Excerpted data:

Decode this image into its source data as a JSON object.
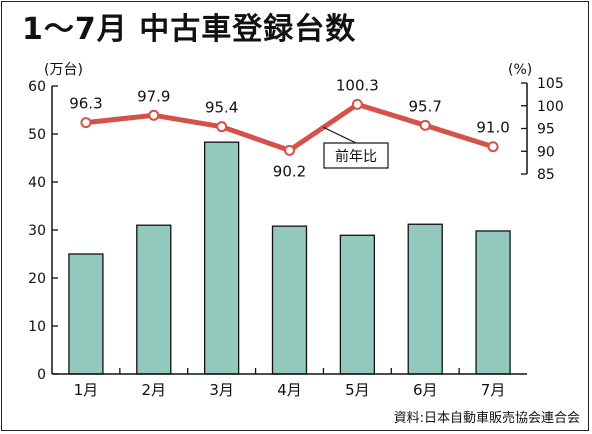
{
  "title": "1～7月 中古車登録台数",
  "source": "資料:日本自動車販売協会連合会",
  "colors": {
    "bar": "#93c8bd",
    "line": "#d5524a",
    "axis": "#111111"
  },
  "chart_data": {
    "type": "bar",
    "categories": [
      "1月",
      "2月",
      "3月",
      "4月",
      "5月",
      "6月",
      "7月"
    ],
    "left_axis": {
      "unit_label": "(万台)",
      "ylim": [
        0,
        60
      ],
      "ticks": [
        "0",
        "10",
        "20",
        "30",
        "40",
        "50",
        "60"
      ]
    },
    "right_axis": {
      "unit_label": "(%)",
      "ylim": [
        85,
        105
      ],
      "ticks": [
        "85",
        "90",
        "95",
        "100",
        "105"
      ]
    },
    "bars": {
      "values": [
        25.0,
        31.0,
        48.3,
        30.8,
        28.9,
        31.2,
        29.8
      ]
    },
    "line": {
      "name": "前年比",
      "values": [
        96.3,
        97.9,
        95.4,
        90.2,
        100.3,
        95.7,
        91.0
      ],
      "labels": [
        "96.3",
        "97.9",
        "95.4",
        "90.2",
        "100.3",
        "95.7",
        "91.0"
      ]
    },
    "grid": false
  }
}
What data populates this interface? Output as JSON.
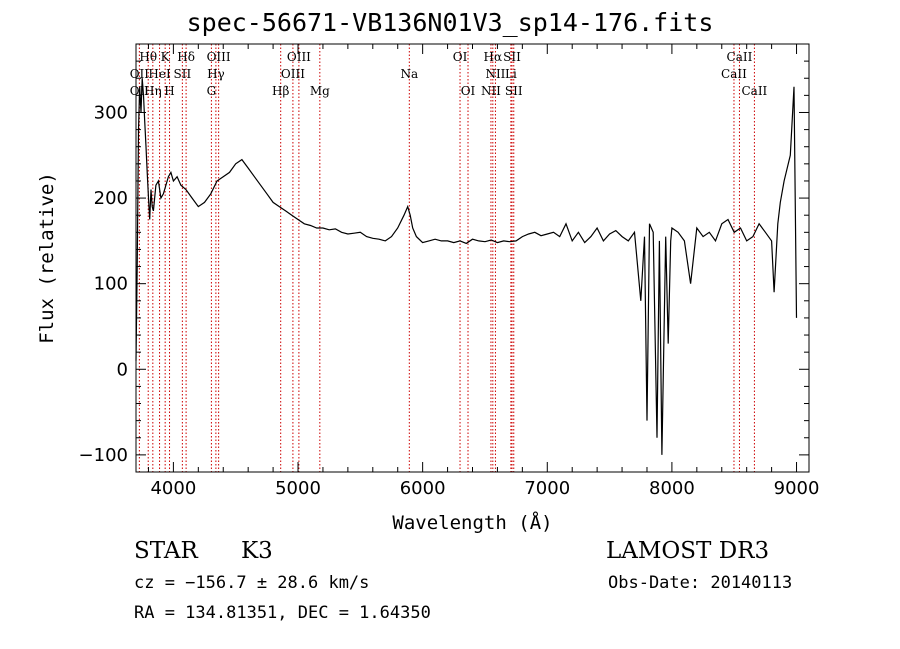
{
  "title": "spec-56671-VB136N01V3_sp14-176.fits",
  "footer": {
    "class_label": "STAR",
    "subclass": "K3",
    "survey": "LAMOST DR3",
    "cz": "cz = −156.7 ± 28.6 km/s",
    "obs_date": "Obs-Date: 20140113",
    "radec": "RA = 134.81351, DEC =   1.64350"
  },
  "chart_data": {
    "type": "line",
    "title": "spec-56671-VB136N01V3_sp14-176.fits",
    "xlabel": "Wavelength (Å)",
    "ylabel": "Flux (relative)",
    "xlim": [
      3700,
      9100
    ],
    "ylim": [
      -120,
      380
    ],
    "xticks": [
      4000,
      5000,
      6000,
      7000,
      8000,
      9000
    ],
    "yticks": [
      -100,
      0,
      100,
      200,
      300
    ],
    "line_color": "#000000",
    "marker_color": "#cc0000",
    "series": [
      {
        "x": [
          3700,
          3710,
          3720,
          3730,
          3740,
          3750,
          3760,
          3770,
          3780,
          3790,
          3800,
          3810,
          3820,
          3830,
          3840,
          3860,
          3880,
          3900,
          3920,
          3940,
          3960,
          3980,
          4000,
          4030,
          4060,
          4100,
          4150,
          4200,
          4250,
          4300,
          4350,
          4400,
          4450,
          4500,
          4550,
          4600,
          4650,
          4700,
          4750,
          4800,
          4850,
          4900,
          4950,
          5000,
          5050,
          5100,
          5150,
          5200,
          5250,
          5300,
          5350,
          5400,
          5450,
          5500,
          5550,
          5600,
          5650,
          5700,
          5750,
          5800,
          5850,
          5880,
          5900,
          5920,
          5950,
          6000,
          6050,
          6100,
          6150,
          6200,
          6250,
          6300,
          6350,
          6400,
          6450,
          6500,
          6550,
          6600,
          6650,
          6700,
          6750,
          6800,
          6850,
          6900,
          6950,
          7000,
          7050,
          7100,
          7150,
          7200,
          7250,
          7300,
          7350,
          7400,
          7450,
          7500,
          7550,
          7600,
          7650,
          7700,
          7750,
          7780,
          7800,
          7820,
          7850,
          7880,
          7900,
          7920,
          7950,
          7970,
          7990,
          8000,
          8050,
          8100,
          8150,
          8200,
          8250,
          8300,
          8350,
          8400,
          8450,
          8500,
          8550,
          8600,
          8650,
          8700,
          8750,
          8800,
          8820,
          8850,
          8870,
          8900,
          8950,
          8980,
          9000
        ],
        "y": [
          10,
          120,
          280,
          330,
          300,
          340,
          320,
          290,
          260,
          230,
          200,
          175,
          210,
          190,
          185,
          215,
          220,
          200,
          205,
          215,
          225,
          230,
          220,
          225,
          215,
          210,
          200,
          190,
          195,
          205,
          220,
          225,
          230,
          240,
          245,
          235,
          225,
          215,
          205,
          195,
          190,
          185,
          180,
          175,
          170,
          168,
          165,
          165,
          163,
          164,
          160,
          158,
          159,
          160,
          155,
          153,
          152,
          150,
          155,
          165,
          180,
          190,
          180,
          165,
          155,
          148,
          150,
          152,
          150,
          150,
          148,
          150,
          147,
          152,
          150,
          149,
          151,
          148,
          150,
          149,
          150,
          155,
          158,
          160,
          156,
          158,
          160,
          155,
          170,
          150,
          160,
          148,
          155,
          165,
          150,
          158,
          162,
          155,
          150,
          160,
          80,
          155,
          -60,
          170,
          160,
          -80,
          150,
          -100,
          155,
          30,
          150,
          165,
          160,
          150,
          100,
          165,
          155,
          160,
          150,
          170,
          175,
          160,
          165,
          150,
          155,
          170,
          160,
          150,
          90,
          170,
          195,
          220,
          250,
          330,
          60
        ]
      }
    ],
    "lines_row1": [
      {
        "label": "Hθ",
        "x": 3798
      },
      {
        "label": "K",
        "x": 3934
      },
      {
        "label": "Hδ",
        "x": 4102
      },
      {
        "label": "OIII",
        "x": 4363
      },
      {
        "label": "OIII",
        "x": 5007
      },
      {
        "label": "OI",
        "x": 6300
      },
      {
        "label": "Hα",
        "x": 6563
      },
      {
        "label": "SII",
        "x": 6717
      },
      {
        "label": "CaII",
        "x": 8542
      }
    ],
    "lines_row2": [
      {
        "label": "OII",
        "x": 3727
      },
      {
        "label": "HeI",
        "x": 3889
      },
      {
        "label": "SII",
        "x": 4072
      },
      {
        "label": "Hγ",
        "x": 4341
      },
      {
        "label": "OIII",
        "x": 4959
      },
      {
        "label": "Na",
        "x": 5893
      },
      {
        "label": "NII",
        "x": 6584
      },
      {
        "label": "Li",
        "x": 6708
      },
      {
        "label": "CaII",
        "x": 8498
      }
    ],
    "lines_row3": [
      {
        "label": "OII",
        "x": 3727
      },
      {
        "label": "Hη",
        "x": 3835
      },
      {
        "label": "H",
        "x": 3969
      },
      {
        "label": "G",
        "x": 4305
      },
      {
        "label": "Hβ",
        "x": 4861
      },
      {
        "label": "Mg",
        "x": 5175
      },
      {
        "label": "OI",
        "x": 6364
      },
      {
        "label": "NII",
        "x": 6548
      },
      {
        "label": "SII",
        "x": 6731
      },
      {
        "label": "CaII",
        "x": 8662
      }
    ]
  }
}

Request: Within the material above, find the lines that contain the word "source"; copy them.

Written solution:
Decode this image into its source data as a JSON object.
  "source": "資料:日本自動車販売協会連合会",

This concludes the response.